[What the exercise asks] Tally the lines containing "name" and report the number alone.

[Records provided]
============

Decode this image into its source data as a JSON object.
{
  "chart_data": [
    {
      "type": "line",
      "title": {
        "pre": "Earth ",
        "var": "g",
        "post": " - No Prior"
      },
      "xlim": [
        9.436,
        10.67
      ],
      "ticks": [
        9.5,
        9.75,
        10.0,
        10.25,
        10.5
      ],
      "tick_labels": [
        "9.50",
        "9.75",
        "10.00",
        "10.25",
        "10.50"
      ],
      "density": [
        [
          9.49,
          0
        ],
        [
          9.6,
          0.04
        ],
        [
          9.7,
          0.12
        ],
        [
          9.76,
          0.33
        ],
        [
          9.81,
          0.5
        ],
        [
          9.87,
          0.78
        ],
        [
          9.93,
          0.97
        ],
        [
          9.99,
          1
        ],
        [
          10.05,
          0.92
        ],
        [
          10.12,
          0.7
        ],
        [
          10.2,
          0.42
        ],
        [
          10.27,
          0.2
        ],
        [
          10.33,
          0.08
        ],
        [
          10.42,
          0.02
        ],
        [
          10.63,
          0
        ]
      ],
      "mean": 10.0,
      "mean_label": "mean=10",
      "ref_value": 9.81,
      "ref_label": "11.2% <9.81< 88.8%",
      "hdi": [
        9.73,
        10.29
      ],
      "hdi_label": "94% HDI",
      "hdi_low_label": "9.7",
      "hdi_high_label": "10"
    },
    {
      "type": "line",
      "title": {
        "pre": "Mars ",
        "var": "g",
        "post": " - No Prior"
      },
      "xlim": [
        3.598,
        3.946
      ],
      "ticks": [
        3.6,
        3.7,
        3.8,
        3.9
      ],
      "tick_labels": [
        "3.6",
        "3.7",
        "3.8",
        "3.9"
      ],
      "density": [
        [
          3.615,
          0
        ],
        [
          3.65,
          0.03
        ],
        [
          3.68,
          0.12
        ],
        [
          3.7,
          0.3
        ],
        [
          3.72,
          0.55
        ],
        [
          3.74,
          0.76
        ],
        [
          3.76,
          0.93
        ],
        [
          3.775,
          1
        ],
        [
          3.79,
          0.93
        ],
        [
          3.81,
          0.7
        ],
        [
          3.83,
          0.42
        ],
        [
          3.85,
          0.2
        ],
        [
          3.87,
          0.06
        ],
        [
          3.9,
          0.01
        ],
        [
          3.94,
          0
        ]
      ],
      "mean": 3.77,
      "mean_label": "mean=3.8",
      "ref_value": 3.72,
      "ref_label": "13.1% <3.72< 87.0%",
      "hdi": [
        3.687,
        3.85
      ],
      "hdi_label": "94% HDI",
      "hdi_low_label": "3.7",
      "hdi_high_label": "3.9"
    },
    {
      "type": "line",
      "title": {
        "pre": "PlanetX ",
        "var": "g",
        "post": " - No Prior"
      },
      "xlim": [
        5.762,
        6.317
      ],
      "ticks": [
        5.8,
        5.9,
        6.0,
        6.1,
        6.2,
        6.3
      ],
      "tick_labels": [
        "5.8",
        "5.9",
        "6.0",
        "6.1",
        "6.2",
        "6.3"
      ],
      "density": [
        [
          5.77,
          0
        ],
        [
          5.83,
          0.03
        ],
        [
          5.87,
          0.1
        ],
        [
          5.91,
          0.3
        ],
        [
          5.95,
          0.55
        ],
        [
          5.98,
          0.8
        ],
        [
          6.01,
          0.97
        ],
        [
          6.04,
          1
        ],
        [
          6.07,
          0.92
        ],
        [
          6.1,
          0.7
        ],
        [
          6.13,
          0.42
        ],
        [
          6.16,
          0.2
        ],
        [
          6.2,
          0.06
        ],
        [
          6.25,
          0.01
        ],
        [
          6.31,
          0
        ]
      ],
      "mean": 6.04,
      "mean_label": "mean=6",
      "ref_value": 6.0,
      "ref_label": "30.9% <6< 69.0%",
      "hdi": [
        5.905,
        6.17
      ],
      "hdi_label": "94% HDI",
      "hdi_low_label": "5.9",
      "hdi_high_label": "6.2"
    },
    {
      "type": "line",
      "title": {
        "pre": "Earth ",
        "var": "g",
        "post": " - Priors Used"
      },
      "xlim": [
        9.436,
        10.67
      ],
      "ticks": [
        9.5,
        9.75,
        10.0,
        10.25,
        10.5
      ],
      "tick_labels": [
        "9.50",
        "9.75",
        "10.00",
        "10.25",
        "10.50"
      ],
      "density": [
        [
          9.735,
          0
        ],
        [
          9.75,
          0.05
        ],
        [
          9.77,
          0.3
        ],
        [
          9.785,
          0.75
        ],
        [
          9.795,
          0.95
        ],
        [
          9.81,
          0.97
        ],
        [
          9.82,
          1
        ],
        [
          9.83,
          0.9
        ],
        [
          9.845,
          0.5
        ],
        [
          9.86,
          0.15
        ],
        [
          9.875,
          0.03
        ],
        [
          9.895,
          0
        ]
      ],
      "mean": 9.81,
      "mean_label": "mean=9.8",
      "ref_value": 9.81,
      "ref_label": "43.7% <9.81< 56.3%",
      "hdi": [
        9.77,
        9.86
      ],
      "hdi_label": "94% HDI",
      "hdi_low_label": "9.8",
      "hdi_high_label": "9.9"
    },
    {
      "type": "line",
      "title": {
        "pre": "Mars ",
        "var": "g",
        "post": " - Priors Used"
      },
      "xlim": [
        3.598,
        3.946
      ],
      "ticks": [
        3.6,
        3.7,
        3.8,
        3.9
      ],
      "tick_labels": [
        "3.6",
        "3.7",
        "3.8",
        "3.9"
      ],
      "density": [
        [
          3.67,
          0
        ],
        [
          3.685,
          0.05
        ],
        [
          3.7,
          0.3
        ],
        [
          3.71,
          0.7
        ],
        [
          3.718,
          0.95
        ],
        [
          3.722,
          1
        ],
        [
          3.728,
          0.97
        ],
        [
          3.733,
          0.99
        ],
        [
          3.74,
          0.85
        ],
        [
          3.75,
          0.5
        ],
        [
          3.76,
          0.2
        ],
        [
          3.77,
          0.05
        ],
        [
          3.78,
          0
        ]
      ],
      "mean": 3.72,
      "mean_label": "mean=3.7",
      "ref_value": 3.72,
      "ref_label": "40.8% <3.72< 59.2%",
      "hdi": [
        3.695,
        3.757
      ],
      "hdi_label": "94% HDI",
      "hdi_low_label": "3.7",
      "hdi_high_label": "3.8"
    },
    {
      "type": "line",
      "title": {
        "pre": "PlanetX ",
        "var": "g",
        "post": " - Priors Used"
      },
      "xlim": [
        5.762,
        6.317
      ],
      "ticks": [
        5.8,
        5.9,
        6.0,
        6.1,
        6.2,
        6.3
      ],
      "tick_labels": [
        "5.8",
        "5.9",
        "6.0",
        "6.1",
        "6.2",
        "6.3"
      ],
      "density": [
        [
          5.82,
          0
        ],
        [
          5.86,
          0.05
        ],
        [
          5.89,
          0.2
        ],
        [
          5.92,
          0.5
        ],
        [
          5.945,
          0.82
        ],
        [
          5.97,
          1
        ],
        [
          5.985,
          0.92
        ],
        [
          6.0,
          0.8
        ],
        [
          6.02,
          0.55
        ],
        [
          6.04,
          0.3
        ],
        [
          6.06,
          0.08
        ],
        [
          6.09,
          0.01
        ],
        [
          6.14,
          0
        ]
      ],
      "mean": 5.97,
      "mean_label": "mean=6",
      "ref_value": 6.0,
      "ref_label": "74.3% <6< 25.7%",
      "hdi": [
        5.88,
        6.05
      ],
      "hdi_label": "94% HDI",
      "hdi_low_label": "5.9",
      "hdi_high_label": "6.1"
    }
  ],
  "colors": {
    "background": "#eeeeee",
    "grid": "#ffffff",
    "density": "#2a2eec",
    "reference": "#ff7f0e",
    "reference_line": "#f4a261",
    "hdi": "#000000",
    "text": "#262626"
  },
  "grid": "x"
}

============

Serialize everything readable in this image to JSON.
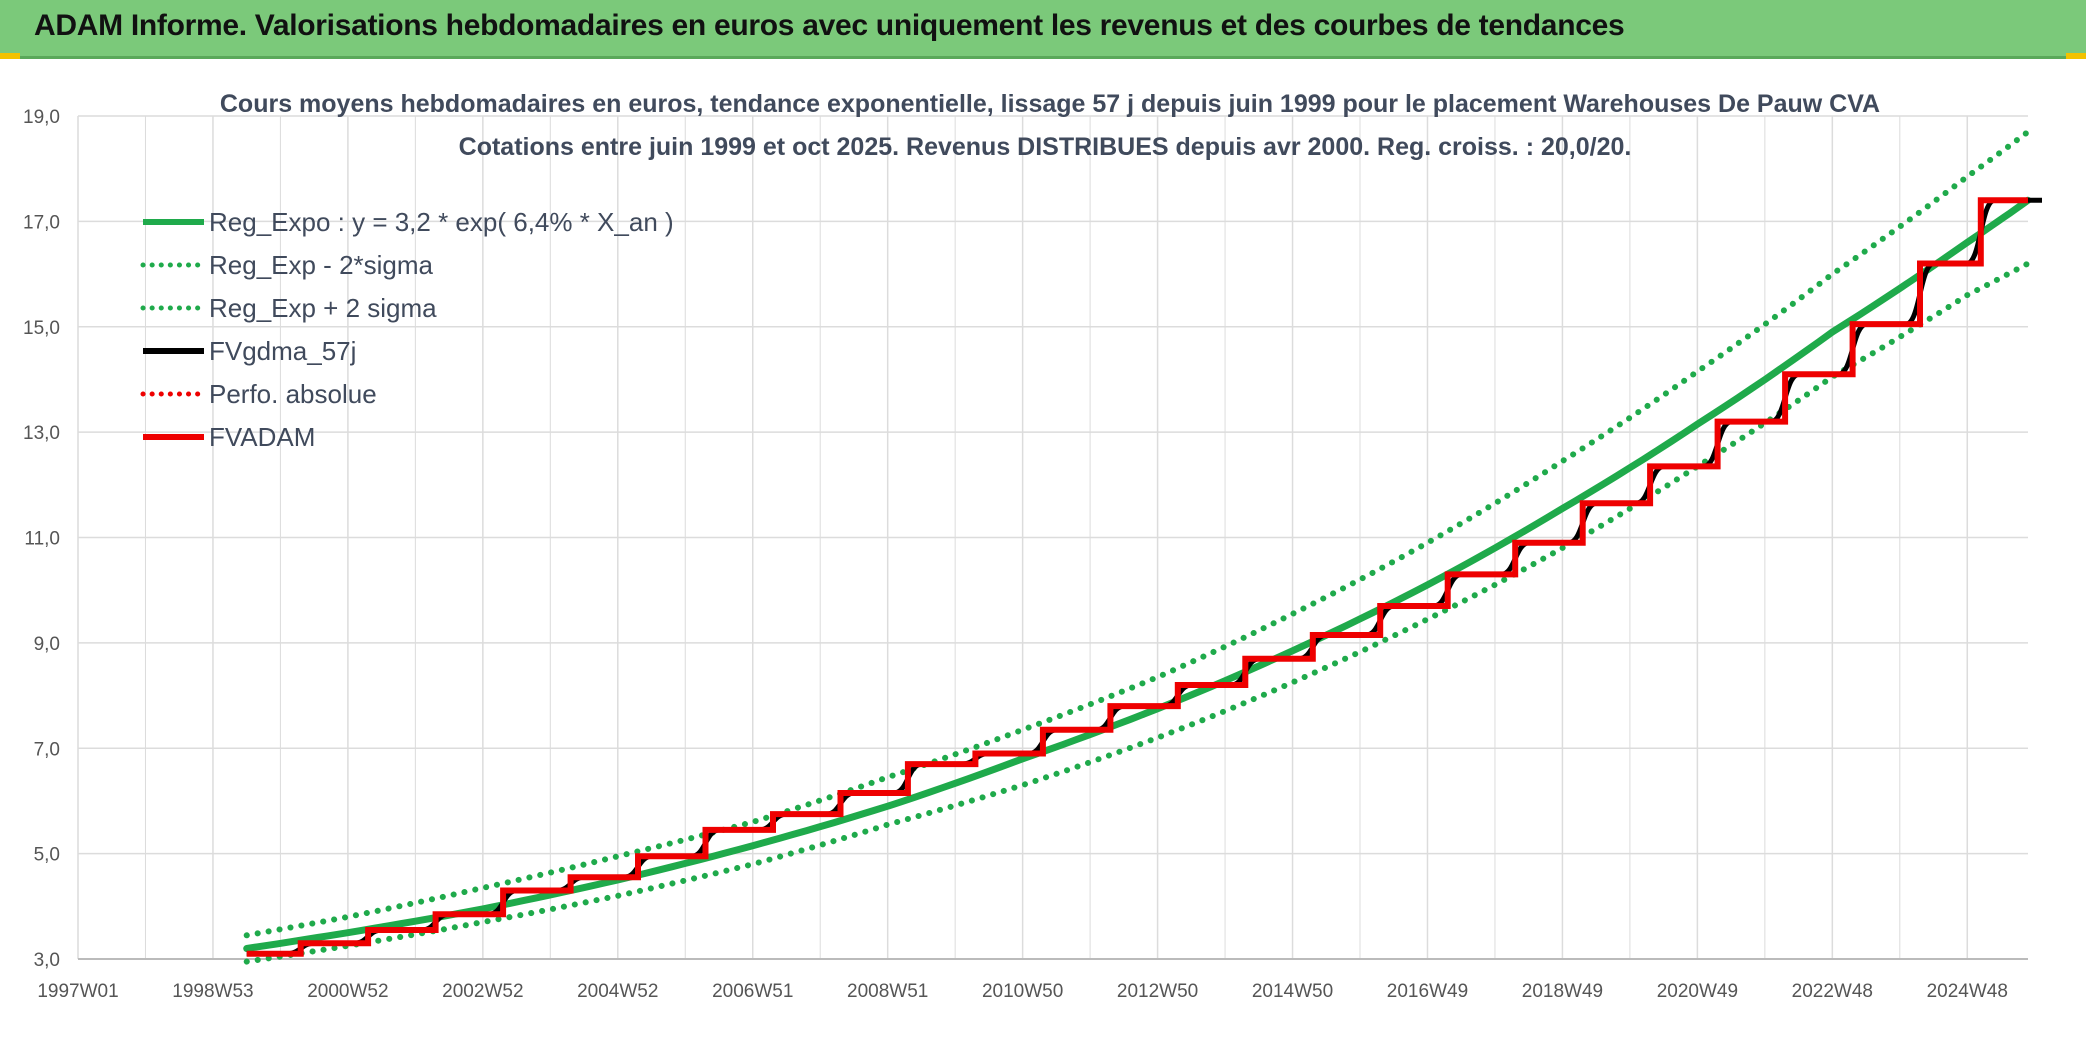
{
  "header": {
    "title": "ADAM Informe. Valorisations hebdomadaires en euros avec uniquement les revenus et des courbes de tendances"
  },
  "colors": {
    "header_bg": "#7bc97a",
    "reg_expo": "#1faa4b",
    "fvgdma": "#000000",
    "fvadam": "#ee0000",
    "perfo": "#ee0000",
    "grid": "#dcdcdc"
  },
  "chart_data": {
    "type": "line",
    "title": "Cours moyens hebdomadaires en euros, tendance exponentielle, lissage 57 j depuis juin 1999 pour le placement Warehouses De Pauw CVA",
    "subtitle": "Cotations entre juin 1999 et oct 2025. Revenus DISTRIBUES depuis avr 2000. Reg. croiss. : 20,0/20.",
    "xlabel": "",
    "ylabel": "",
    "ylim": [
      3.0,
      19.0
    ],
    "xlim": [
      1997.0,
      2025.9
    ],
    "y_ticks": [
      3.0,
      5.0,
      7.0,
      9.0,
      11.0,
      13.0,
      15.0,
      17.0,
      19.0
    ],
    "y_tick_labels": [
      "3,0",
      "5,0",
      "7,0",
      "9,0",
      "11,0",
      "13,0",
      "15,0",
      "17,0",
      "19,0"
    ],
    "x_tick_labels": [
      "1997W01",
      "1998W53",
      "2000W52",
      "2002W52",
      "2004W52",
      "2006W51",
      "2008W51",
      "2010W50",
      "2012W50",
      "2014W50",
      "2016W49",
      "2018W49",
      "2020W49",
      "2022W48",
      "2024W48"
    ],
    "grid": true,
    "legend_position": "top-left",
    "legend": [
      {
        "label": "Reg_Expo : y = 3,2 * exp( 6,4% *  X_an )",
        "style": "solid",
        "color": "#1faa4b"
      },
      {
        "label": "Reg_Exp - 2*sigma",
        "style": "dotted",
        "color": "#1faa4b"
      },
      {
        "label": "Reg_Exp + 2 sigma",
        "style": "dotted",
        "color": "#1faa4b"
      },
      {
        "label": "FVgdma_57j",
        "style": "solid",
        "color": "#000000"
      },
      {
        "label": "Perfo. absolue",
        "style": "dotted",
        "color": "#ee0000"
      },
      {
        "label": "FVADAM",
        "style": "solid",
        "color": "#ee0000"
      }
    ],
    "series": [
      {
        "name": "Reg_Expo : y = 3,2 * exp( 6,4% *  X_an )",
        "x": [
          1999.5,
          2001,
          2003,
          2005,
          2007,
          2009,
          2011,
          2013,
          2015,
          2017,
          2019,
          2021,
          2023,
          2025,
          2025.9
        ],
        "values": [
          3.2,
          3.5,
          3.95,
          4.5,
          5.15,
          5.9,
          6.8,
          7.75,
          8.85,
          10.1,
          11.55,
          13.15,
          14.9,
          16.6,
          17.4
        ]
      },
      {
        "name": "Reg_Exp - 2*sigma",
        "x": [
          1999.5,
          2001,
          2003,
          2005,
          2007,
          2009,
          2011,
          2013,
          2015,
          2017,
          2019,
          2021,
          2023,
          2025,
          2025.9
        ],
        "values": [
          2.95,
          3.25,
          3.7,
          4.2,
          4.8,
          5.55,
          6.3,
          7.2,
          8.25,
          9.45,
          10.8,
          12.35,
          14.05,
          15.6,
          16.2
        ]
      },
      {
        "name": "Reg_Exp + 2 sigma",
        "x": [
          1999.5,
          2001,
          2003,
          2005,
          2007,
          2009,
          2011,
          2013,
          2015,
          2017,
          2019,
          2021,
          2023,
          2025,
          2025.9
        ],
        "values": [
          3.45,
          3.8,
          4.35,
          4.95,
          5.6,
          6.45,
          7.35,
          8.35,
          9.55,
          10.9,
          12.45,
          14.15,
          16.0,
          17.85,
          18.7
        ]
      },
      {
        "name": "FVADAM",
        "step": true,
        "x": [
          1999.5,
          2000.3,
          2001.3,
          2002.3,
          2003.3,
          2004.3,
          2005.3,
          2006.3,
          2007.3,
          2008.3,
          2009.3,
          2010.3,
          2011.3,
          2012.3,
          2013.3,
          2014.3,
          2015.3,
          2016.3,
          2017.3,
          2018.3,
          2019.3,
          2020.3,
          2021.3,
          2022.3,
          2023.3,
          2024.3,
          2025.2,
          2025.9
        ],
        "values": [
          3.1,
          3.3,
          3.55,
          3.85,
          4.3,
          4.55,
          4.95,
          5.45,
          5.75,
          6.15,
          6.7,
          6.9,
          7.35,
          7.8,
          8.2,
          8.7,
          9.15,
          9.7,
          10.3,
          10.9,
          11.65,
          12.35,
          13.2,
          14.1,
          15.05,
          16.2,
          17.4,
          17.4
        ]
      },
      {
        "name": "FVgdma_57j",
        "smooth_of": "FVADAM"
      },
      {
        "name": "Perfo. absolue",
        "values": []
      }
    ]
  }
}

============

[Exercise answer] 6